▶ **Exercise task**
Look through the entries and report how many lines include the word "Нинішня". Give the number alone.

Stored data entries:
☆ ☆ ☆ ☆
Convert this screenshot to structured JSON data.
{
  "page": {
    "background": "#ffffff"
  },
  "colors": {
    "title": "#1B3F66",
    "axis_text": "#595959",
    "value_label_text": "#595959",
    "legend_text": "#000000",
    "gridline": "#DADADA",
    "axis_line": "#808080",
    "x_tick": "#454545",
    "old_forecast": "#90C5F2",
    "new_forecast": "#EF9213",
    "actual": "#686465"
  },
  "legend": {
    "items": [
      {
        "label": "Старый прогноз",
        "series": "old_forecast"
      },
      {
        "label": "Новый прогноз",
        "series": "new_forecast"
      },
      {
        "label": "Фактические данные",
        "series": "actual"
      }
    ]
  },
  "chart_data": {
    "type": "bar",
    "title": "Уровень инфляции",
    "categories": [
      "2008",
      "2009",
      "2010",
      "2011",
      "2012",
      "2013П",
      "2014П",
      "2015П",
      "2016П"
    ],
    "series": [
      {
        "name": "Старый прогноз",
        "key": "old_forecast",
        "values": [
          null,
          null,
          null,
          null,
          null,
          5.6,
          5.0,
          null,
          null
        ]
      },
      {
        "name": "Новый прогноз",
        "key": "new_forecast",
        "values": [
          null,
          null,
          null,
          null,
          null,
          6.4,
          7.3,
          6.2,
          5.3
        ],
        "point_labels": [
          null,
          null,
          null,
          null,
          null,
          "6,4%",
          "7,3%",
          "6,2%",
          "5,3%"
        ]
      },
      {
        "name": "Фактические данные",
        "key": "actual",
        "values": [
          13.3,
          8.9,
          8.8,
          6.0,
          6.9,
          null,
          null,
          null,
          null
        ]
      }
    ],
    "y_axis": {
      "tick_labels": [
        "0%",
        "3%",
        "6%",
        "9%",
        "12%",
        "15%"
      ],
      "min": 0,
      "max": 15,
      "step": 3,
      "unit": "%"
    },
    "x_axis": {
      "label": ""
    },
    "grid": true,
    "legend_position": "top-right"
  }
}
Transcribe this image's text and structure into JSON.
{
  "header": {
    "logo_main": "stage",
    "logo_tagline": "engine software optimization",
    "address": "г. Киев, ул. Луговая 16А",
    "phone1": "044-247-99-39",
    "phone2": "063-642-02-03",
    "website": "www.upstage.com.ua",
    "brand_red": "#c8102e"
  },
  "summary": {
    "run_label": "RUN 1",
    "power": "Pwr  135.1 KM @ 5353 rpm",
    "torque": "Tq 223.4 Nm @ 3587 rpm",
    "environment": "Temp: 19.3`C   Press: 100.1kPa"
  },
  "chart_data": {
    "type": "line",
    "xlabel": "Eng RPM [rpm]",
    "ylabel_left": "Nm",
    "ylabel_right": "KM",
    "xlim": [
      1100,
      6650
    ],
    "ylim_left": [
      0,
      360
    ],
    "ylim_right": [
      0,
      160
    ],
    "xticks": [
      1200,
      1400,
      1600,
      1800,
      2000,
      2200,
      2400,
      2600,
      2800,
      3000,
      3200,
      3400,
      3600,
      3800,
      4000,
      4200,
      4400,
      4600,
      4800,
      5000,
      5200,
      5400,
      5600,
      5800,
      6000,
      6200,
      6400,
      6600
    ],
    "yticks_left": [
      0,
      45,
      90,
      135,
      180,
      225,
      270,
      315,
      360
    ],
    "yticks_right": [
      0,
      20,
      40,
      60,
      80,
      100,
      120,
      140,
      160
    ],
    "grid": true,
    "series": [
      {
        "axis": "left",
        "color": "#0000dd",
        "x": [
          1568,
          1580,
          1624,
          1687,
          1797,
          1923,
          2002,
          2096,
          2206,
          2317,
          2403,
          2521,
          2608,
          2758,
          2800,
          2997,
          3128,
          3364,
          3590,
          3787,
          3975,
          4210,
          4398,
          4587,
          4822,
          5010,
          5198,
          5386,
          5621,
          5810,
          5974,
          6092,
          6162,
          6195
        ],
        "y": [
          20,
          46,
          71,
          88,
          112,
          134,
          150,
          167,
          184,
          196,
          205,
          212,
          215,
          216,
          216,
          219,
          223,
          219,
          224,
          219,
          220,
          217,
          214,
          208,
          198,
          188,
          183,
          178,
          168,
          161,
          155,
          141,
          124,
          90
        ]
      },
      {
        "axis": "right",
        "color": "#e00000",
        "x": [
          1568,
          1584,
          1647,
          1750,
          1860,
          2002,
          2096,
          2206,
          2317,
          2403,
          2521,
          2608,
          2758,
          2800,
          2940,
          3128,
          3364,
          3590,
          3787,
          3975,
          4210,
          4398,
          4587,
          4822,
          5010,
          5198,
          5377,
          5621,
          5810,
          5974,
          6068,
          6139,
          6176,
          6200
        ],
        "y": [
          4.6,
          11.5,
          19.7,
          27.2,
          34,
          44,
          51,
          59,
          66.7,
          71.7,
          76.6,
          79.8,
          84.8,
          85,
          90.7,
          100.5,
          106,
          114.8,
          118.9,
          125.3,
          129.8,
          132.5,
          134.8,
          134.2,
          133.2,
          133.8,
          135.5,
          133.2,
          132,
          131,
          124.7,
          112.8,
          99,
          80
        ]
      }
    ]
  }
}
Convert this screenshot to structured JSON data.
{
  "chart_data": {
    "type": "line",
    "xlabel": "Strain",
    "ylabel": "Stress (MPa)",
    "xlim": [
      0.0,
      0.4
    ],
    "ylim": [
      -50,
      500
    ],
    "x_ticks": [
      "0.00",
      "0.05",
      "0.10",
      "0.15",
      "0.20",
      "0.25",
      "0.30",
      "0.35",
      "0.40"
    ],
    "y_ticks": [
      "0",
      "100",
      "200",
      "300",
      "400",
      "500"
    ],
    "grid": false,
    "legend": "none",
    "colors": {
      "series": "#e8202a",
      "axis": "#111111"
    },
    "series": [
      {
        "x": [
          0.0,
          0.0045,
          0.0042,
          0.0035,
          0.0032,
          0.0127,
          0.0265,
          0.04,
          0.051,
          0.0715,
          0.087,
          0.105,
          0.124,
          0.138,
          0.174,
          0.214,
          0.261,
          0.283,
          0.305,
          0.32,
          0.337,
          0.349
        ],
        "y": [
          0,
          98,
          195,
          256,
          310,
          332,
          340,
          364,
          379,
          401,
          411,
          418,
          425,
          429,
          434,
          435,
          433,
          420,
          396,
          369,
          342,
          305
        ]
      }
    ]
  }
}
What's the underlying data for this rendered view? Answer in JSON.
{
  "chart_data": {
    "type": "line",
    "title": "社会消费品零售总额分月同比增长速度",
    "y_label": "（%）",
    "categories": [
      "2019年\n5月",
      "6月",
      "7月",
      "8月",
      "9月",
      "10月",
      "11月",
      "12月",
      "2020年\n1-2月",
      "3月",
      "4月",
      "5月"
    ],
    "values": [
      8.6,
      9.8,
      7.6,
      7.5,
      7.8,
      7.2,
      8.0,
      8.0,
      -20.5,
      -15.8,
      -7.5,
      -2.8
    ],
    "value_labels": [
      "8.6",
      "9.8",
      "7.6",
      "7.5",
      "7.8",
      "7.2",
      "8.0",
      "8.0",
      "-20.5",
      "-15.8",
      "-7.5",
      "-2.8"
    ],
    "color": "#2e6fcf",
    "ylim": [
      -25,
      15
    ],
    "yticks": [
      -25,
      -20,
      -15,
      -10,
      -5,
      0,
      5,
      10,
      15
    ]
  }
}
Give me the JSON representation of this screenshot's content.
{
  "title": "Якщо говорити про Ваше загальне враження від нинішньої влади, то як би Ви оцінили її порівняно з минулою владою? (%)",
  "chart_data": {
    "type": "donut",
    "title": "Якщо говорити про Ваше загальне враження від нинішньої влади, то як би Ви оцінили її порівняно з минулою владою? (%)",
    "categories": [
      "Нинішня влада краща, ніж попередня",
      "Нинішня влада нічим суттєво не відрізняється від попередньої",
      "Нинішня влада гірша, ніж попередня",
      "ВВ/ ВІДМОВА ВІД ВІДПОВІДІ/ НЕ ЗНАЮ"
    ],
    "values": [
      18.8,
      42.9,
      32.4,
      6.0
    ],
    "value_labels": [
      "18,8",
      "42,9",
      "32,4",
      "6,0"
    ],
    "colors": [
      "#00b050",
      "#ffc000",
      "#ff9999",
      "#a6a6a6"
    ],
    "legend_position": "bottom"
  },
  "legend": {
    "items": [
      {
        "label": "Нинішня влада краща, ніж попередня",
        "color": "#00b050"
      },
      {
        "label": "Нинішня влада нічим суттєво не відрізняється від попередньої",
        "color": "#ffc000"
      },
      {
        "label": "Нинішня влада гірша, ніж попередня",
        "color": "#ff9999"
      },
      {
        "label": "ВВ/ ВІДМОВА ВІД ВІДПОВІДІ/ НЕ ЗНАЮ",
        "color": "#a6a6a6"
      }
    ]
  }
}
☆ ☆ ☆ ☆
▶ **Solution for this problem**
6